**INSTRUCTION:**
Reproduce the entries word for word, and omit any picture you find in them.

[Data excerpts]
============

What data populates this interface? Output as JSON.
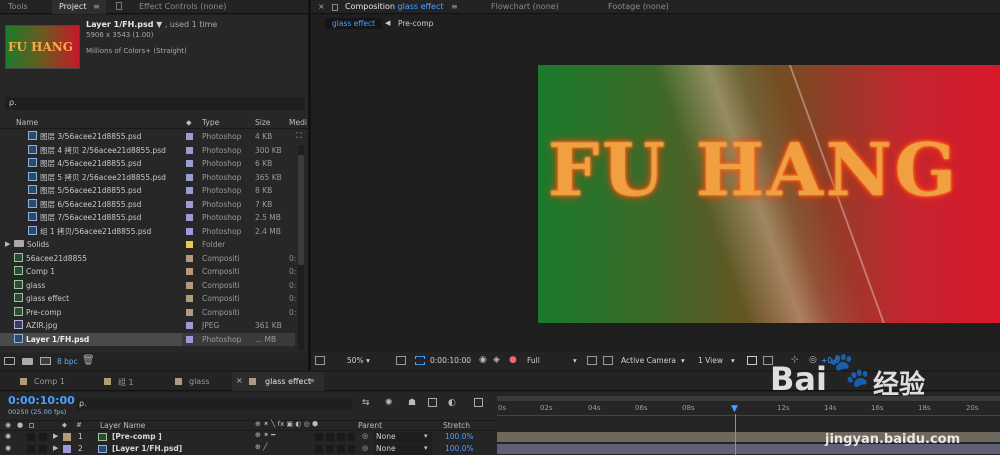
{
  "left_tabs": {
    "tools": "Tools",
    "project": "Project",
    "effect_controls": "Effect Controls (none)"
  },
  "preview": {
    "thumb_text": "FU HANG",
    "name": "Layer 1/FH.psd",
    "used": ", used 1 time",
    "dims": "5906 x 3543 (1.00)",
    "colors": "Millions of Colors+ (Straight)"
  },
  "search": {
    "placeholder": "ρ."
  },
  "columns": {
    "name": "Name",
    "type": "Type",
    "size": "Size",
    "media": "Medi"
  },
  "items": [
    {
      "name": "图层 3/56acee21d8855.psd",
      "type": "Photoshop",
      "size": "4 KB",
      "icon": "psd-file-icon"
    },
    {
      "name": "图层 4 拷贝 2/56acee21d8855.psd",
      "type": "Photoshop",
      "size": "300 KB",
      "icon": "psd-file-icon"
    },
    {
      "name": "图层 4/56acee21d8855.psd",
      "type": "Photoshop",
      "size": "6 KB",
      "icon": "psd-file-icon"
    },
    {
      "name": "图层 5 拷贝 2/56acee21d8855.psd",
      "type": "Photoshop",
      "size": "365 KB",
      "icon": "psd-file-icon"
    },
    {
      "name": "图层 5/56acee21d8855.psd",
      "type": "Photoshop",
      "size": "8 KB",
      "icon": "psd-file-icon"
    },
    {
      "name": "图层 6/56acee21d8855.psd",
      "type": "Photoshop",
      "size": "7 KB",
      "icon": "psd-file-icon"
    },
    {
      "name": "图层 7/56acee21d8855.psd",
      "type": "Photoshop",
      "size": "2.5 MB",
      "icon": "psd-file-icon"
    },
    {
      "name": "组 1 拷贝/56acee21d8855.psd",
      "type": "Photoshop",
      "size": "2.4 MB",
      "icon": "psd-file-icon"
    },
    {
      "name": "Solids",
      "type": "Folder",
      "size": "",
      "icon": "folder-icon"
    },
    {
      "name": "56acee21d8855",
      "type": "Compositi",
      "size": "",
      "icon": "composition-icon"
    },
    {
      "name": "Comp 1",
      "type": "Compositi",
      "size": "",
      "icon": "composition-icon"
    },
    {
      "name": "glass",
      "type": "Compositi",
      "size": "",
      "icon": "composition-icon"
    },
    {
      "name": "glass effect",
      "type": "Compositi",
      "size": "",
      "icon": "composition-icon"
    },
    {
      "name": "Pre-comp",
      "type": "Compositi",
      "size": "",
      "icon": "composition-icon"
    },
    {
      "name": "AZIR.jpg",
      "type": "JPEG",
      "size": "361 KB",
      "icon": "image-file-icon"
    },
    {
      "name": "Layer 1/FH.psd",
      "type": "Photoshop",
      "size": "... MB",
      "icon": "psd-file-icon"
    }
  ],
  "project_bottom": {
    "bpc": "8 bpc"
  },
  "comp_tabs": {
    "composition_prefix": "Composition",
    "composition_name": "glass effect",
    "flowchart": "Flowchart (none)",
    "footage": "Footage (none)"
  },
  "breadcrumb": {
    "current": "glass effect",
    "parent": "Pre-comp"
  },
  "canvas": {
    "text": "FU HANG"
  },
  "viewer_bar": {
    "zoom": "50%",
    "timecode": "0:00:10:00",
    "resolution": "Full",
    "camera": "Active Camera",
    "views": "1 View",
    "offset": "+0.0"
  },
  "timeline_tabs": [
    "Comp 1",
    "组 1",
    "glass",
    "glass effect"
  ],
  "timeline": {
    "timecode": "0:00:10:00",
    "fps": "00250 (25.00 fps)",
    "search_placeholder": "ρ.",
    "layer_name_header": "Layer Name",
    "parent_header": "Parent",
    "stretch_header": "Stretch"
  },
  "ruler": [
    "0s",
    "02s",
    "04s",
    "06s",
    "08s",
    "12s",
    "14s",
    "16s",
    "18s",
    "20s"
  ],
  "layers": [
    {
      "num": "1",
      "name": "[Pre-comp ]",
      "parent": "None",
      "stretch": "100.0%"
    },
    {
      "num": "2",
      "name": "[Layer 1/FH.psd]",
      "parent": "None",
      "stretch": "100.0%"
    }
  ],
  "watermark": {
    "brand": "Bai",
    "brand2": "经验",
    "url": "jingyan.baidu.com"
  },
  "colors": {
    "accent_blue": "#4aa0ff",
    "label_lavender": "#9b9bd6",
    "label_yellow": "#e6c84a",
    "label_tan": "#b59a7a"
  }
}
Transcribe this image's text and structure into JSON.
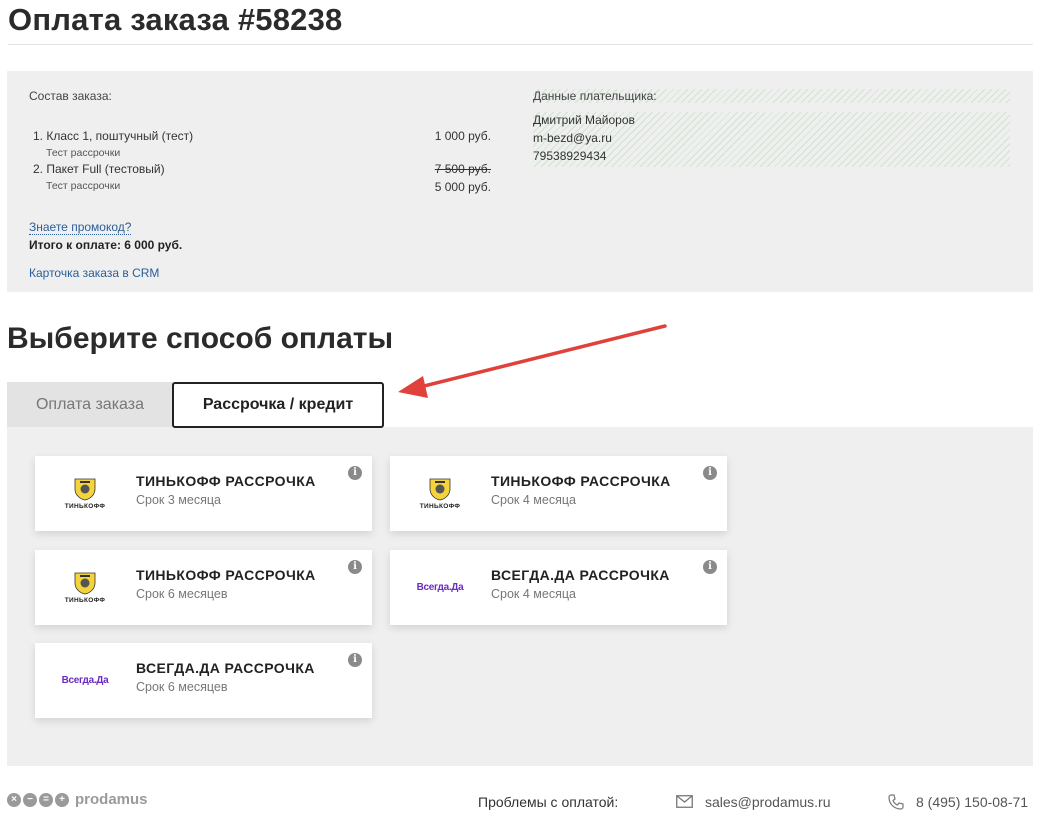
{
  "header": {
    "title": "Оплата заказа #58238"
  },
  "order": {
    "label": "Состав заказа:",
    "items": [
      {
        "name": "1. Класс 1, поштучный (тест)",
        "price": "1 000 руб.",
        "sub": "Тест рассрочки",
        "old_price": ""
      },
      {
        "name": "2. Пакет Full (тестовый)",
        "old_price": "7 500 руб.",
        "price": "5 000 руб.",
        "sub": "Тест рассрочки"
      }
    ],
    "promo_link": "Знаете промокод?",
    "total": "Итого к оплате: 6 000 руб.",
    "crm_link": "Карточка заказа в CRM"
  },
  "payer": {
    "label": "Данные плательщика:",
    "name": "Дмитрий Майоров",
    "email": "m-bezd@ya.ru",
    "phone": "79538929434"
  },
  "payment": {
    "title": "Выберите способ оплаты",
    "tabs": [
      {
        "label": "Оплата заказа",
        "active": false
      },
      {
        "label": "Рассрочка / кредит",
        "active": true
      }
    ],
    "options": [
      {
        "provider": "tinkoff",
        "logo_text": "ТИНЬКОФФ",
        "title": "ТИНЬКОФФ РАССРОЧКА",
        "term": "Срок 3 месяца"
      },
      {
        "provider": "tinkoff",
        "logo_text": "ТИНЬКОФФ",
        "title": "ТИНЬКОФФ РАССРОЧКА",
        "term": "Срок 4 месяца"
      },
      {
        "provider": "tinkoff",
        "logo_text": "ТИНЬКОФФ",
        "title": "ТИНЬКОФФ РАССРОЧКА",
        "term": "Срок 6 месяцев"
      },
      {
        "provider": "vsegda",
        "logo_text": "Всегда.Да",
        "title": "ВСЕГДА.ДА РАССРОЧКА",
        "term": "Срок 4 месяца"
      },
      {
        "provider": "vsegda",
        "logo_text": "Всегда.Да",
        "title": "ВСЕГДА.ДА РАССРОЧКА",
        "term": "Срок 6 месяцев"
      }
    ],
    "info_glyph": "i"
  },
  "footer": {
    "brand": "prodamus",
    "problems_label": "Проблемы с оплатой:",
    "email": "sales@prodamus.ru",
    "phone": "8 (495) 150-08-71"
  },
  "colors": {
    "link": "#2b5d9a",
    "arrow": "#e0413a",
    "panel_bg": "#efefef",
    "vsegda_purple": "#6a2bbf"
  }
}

============

**COMPLETED TASK:**
What data populates this interface? Output as JSON.
{
  "left_tabs": {
    "tools": "Tools",
    "project": "Project",
    "effect_controls": "Effect Controls (none)"
  },
  "preview": {
    "thumb_text": "FU HANG",
    "name": "Layer 1/FH.psd",
    "used": ", used 1 time",
    "dims": "5906 x 3543 (1.00)",
    "colors": "Millions of Colors+ (Straight)"
  },
  "search": {
    "placeholder": "ρ."
  },
  "columns": {
    "name": "Name",
    "type": "Type",
    "size": "Size",
    "media": "Medi"
  },
  "items": [
    {
      "name": "图层 3/56acee21d8855.psd",
      "type": "Photoshop",
      "size": "4 KB",
      "icon": "psd-file-icon"
    },
    {
      "name": "图层 4 拷贝 2/56acee21d8855.psd",
      "type": "Photoshop",
      "size": "300 KB",
      "icon": "psd-file-icon"
    },
    {
      "name": "图层 4/56acee21d8855.psd",
      "type": "Photoshop",
      "size": "6 KB",
      "icon": "psd-file-icon"
    },
    {
      "name": "图层 5 拷贝 2/56acee21d8855.psd",
      "type": "Photoshop",
      "size": "365 KB",
      "icon": "psd-file-icon"
    },
    {
      "name": "图层 5/56acee21d8855.psd",
      "type": "Photoshop",
      "size": "8 KB",
      "icon": "psd-file-icon"
    },
    {
      "name": "图层 6/56acee21d8855.psd",
      "type": "Photoshop",
      "size": "7 KB",
      "icon": "psd-file-icon"
    },
    {
      "name": "图层 7/56acee21d8855.psd",
      "type": "Photoshop",
      "size": "2.5 MB",
      "icon": "psd-file-icon"
    },
    {
      "name": "组 1 拷贝/56acee21d8855.psd",
      "type": "Photoshop",
      "size": "2.4 MB",
      "icon": "psd-file-icon"
    },
    {
      "name": "Solids",
      "type": "Folder",
      "size": "",
      "icon": "folder-icon"
    },
    {
      "name": "56acee21d8855",
      "type": "Compositi",
      "size": "",
      "icon": "composition-icon"
    },
    {
      "name": "Comp 1",
      "type": "Compositi",
      "size": "",
      "icon": "composition-icon"
    },
    {
      "name": "glass",
      "type": "Compositi",
      "size": "",
      "icon": "composition-icon"
    },
    {
      "name": "glass effect",
      "type": "Compositi",
      "size": "",
      "icon": "composition-icon"
    },
    {
      "name": "Pre-comp",
      "type": "Compositi",
      "size": "",
      "icon": "composition-icon"
    },
    {
      "name": "AZIR.jpg",
      "type": "JPEG",
      "size": "361 KB",
      "icon": "image-file-icon"
    },
    {
      "name": "Layer 1/FH.psd",
      "type": "Photoshop",
      "size": "... MB",
      "icon": "psd-file-icon"
    }
  ],
  "project_bottom": {
    "bpc": "8 bpc"
  },
  "comp_tabs": {
    "composition_prefix": "Composition",
    "composition_name": "glass effect",
    "flowchart": "Flowchart (none)",
    "footage": "Footage (none)"
  },
  "breadcrumb": {
    "current": "glass effect",
    "parent": "Pre-comp"
  },
  "canvas": {
    "text": "FU HANG"
  },
  "viewer_bar": {
    "zoom": "50%",
    "timecode": "0:00:10:00",
    "resolution": "Full",
    "camera": "Active Camera",
    "views": "1 View",
    "offset": "+0.0"
  },
  "timeline_tabs": [
    "Comp 1",
    "组 1",
    "glass",
    "glass effect"
  ],
  "timeline": {
    "timecode": "0:00:10:00",
    "fps": "00250 (25.00 fps)",
    "search_placeholder": "ρ.",
    "layer_name_header": "Layer Name",
    "parent_header": "Parent",
    "stretch_header": "Stretch"
  },
  "ruler": [
    "0s",
    "02s",
    "04s",
    "06s",
    "08s",
    "12s",
    "14s",
    "16s",
    "18s",
    "20s"
  ],
  "layers": [
    {
      "num": "1",
      "name": "[Pre-comp ]",
      "parent": "None",
      "stretch": "100.0%"
    },
    {
      "num": "2",
      "name": "[Layer 1/FH.psd]",
      "parent": "None",
      "stretch": "100.0%"
    }
  ],
  "watermark": {
    "brand": "Bai",
    "brand2": "经验",
    "url": "jingyan.baidu.com"
  },
  "colors": {
    "accent_blue": "#4aa0ff",
    "label_lavender": "#9b9bd6",
    "label_yellow": "#e6c84a",
    "label_tan": "#b59a7a"
  }
}
Transcribe this image's text and structure into JSON.
{
  "header": {
    "title": "Оплата заказа #58238"
  },
  "order": {
    "label": "Состав заказа:",
    "items": [
      {
        "name": "1. Класс 1, поштучный (тест)",
        "price": "1 000 руб.",
        "sub": "Тест рассрочки",
        "old_price": ""
      },
      {
        "name": "2. Пакет Full (тестовый)",
        "old_price": "7 500 руб.",
        "price": "5 000 руб.",
        "sub": "Тест рассрочки"
      }
    ],
    "promo_link": "Знаете промокод?",
    "total": "Итого к оплате: 6 000 руб.",
    "crm_link": "Карточка заказа в CRM"
  },
  "payer": {
    "label": "Данные плательщика:",
    "name": "Дмитрий Майоров",
    "email": "m-bezd@ya.ru",
    "phone": "79538929434"
  },
  "payment": {
    "title": "Выберите способ оплаты",
    "tabs": [
      {
        "label": "Оплата заказа",
        "active": false
      },
      {
        "label": "Рассрочка / кредит",
        "active": true
      }
    ],
    "options": [
      {
        "provider": "tinkoff",
        "logo_text": "ТИНЬКОФФ",
        "title": "ТИНЬКОФФ РАССРОЧКА",
        "term": "Срок 3 месяца"
      },
      {
        "provider": "tinkoff",
        "logo_text": "ТИНЬКОФФ",
        "title": "ТИНЬКОФФ РАССРОЧКА",
        "term": "Срок 4 месяца"
      },
      {
        "provider": "tinkoff",
        "logo_text": "ТИНЬКОФФ",
        "title": "ТИНЬКОФФ РАССРОЧКА",
        "term": "Срок 6 месяцев"
      },
      {
        "provider": "vsegda",
        "logo_text": "Всегда.Да",
        "title": "ВСЕГДА.ДА РАССРОЧКА",
        "term": "Срок 4 месяца"
      },
      {
        "provider": "vsegda",
        "logo_text": "Всегда.Да",
        "title": "ВСЕГДА.ДА РАССРОЧКА",
        "term": "Срок 6 месяцев"
      }
    ],
    "info_glyph": "i"
  },
  "footer": {
    "brand": "prodamus",
    "problems_label": "Проблемы с оплатой:",
    "email": "sales@prodamus.ru",
    "phone": "8 (495) 150-08-71"
  },
  "colors": {
    "link": "#2b5d9a",
    "arrow": "#e0413a",
    "panel_bg": "#efefef",
    "vsegda_purple": "#6a2bbf"
  }
}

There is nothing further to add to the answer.